_Dataset content:_

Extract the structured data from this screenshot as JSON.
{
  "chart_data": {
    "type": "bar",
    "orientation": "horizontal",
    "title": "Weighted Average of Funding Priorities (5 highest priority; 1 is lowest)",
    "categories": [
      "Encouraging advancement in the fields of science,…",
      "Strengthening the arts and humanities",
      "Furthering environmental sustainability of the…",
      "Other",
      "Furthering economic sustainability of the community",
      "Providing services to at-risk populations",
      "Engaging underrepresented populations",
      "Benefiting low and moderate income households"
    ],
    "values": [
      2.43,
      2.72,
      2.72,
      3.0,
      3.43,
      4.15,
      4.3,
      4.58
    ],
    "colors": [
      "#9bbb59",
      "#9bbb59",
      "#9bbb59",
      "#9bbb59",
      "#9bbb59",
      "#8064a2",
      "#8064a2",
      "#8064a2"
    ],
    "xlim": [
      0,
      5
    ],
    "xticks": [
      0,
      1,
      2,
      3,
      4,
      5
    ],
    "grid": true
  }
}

_Given task:_ Retype all of the material above with every character intact.

_Result below:_
Extract the structured data from this screenshot as JSON.
{
  "chart_data": {
    "type": "bar",
    "orientation": "horizontal",
    "title": "Weighted Average of Funding Priorities (5 highest priority; 1 is lowest)",
    "categories": [
      "Encouraging advancement in the fields of science,…",
      "Strengthening the arts and humanities",
      "Furthering environmental sustainability of the…",
      "Other",
      "Furthering economic sustainability of the community",
      "Providing services to at-risk populations",
      "Engaging underrepresented populations",
      "Benefiting low and moderate income households"
    ],
    "values": [
      2.43,
      2.72,
      2.72,
      3.0,
      3.43,
      4.15,
      4.3,
      4.58
    ],
    "colors": [
      "#9bbb59",
      "#9bbb59",
      "#9bbb59",
      "#9bbb59",
      "#9bbb59",
      "#8064a2",
      "#8064a2",
      "#8064a2"
    ],
    "xlim": [
      0,
      5
    ],
    "xticks": [
      0,
      1,
      2,
      3,
      4,
      5
    ],
    "grid": true
  }
}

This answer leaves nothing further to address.